→ **What to do**: From the line that holds "What data populates" to the last line of the data, copy everything exactly; leave out all the rest.

→ **Records provided**:

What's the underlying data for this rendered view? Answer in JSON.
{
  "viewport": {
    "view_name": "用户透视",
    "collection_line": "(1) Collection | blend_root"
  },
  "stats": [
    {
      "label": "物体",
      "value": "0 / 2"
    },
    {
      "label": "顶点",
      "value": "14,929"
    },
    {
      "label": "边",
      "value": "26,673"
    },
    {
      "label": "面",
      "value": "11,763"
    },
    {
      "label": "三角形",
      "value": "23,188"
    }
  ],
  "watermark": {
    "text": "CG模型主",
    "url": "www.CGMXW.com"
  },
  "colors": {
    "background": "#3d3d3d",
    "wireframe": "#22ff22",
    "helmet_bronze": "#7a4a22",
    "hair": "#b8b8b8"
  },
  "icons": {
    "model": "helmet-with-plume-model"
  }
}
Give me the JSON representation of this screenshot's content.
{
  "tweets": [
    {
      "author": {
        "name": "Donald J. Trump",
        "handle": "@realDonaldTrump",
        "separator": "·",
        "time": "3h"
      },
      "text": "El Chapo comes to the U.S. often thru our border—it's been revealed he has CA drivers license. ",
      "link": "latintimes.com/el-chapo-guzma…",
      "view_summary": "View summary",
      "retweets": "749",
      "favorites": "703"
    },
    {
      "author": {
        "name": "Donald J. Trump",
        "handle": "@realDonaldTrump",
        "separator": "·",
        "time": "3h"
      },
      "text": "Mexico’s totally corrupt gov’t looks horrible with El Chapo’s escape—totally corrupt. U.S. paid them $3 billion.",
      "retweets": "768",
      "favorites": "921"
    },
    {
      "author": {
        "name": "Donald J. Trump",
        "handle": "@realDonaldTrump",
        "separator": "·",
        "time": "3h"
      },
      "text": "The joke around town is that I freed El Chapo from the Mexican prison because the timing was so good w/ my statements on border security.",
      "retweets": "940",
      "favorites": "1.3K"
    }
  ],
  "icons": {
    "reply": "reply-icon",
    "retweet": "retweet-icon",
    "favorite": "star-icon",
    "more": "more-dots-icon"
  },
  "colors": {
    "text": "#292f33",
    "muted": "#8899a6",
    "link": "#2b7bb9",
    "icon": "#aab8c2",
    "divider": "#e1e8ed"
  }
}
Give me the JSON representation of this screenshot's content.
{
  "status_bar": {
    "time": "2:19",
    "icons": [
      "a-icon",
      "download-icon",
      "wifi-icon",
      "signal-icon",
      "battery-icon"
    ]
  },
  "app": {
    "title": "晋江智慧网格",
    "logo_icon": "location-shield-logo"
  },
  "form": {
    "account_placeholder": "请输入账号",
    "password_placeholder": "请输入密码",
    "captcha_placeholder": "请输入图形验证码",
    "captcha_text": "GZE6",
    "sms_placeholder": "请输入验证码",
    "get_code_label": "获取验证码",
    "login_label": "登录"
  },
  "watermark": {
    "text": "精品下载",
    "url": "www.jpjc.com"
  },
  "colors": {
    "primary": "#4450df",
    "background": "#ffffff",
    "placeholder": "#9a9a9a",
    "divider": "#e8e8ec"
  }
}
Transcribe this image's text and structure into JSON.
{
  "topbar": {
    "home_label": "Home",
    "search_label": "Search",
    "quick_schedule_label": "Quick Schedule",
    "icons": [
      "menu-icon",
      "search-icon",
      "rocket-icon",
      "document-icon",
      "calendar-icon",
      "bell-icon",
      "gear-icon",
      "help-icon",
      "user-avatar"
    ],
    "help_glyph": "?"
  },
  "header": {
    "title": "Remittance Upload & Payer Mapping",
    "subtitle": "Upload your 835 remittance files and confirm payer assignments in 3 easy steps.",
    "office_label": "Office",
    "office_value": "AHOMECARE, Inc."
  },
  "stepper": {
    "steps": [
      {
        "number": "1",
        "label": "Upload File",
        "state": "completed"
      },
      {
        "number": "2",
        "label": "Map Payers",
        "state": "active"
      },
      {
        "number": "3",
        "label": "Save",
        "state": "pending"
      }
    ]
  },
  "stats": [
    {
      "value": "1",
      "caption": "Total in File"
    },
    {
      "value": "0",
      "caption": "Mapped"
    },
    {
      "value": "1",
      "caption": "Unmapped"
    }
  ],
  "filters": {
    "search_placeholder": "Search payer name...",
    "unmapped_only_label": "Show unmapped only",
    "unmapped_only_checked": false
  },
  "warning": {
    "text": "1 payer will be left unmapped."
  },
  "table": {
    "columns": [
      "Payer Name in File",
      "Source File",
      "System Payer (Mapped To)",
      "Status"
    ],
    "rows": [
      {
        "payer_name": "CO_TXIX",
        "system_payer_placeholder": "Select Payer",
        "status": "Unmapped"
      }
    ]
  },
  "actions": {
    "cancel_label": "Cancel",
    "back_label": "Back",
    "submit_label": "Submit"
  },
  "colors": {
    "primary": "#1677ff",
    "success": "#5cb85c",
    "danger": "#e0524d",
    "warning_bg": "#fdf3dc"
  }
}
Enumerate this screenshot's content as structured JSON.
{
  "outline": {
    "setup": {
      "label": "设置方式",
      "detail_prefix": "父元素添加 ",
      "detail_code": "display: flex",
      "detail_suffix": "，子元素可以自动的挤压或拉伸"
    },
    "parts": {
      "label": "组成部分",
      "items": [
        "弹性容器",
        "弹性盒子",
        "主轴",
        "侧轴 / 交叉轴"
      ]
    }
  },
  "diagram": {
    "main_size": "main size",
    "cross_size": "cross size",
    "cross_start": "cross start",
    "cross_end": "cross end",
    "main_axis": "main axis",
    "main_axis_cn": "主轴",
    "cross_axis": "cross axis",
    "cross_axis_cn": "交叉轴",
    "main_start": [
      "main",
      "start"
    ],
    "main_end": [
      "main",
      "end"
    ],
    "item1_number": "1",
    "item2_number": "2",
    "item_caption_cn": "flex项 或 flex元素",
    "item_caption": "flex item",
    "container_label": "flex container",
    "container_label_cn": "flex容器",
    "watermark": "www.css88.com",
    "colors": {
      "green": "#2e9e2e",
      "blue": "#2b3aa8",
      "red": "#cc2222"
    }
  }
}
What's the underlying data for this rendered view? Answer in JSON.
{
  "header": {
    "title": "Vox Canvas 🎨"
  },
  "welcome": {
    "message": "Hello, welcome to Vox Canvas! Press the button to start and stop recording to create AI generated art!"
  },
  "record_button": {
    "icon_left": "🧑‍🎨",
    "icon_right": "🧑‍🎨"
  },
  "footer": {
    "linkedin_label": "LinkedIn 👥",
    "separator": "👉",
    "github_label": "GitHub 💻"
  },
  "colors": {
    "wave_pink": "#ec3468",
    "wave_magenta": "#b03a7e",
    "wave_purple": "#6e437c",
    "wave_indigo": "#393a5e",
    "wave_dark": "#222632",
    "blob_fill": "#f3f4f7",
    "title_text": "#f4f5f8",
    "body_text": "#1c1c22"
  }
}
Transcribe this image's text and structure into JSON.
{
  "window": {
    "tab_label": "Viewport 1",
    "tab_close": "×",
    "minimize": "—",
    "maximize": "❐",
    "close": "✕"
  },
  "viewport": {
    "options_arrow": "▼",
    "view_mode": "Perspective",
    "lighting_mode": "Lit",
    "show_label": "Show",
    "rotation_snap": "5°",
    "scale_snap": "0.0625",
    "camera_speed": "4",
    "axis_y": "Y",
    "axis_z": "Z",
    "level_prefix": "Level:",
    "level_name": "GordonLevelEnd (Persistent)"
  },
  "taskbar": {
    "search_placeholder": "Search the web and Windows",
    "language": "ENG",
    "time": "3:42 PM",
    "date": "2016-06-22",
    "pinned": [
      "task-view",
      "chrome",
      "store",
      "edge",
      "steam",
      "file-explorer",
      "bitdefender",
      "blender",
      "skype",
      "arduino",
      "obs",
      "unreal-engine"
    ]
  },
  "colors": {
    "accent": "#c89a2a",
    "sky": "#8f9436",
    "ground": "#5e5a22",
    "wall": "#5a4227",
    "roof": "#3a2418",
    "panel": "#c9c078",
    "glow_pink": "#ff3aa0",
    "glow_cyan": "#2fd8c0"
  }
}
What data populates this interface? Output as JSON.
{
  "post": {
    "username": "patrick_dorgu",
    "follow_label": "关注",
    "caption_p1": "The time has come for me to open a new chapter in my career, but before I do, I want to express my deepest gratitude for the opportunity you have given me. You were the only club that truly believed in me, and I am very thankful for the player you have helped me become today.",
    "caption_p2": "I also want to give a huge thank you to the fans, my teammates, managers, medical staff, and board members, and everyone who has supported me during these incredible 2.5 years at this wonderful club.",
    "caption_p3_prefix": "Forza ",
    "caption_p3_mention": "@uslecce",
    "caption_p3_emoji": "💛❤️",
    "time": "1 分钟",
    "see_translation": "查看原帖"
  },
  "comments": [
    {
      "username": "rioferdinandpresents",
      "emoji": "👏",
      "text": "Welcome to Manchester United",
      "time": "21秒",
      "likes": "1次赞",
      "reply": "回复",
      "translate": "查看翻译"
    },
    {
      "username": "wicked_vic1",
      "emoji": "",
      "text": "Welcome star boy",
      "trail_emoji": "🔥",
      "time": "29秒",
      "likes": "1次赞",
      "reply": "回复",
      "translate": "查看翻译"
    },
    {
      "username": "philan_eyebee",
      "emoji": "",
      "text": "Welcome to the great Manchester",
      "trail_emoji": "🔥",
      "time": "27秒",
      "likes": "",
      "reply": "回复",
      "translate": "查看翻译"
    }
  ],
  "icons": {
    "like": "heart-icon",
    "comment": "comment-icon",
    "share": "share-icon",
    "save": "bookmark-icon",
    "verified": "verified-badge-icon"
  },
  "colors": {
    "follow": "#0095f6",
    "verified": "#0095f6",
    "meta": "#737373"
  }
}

→ **Task output**:
What data populates this interface? Output as JSON.
{
  "post": {
    "username": "patrick_dorgu",
    "follow_label": "关注",
    "caption_p1": "The time has come for me to open a new chapter in my career, but before I do, I want to express my deepest gratitude for the opportunity you have given me. You were the only club that truly believed in me, and I am very thankful for the player you have helped me become today.",
    "caption_p2": "I also want to give a huge thank you to the fans, my teammates, managers, medical staff, and board members, and everyone who has supported me during these incredible 2.5 years at this wonderful club.",
    "caption_p3_prefix": "Forza ",
    "caption_p3_mention": "@uslecce",
    "caption_p3_emoji": "💛❤️",
    "time": "1 分钟",
    "see_translation": "查看原帖"
  },
  "comments": [
    {
      "username": "rioferdinandpresents",
      "emoji": "👏",
      "text": "Welcome to Manchester United",
      "time": "21秒",
      "likes": "1次赞",
      "reply": "回复",
      "translate": "查看翻译"
    },
    {
      "username": "wicked_vic1",
      "emoji": "",
      "text": "Welcome star boy",
      "trail_emoji": "🔥",
      "time": "29秒",
      "likes": "1次赞",
      "reply": "回复",
      "translate": "查看翻译"
    },
    {
      "username": "philan_eyebee",
      "emoji": "",
      "text": "Welcome to the great Manchester",
      "trail_emoji": "🔥",
      "time": "27秒",
      "likes": "",
      "reply": "回复",
      "translate": "查看翻译"
    }
  ],
  "icons": {
    "like": "heart-icon",
    "comment": "comment-icon",
    "share": "share-icon",
    "save": "bookmark-icon",
    "verified": "verified-badge-icon"
  },
  "colors": {
    "follow": "#0095f6",
    "verified": "#0095f6",
    "meta": "#737373"
  }
}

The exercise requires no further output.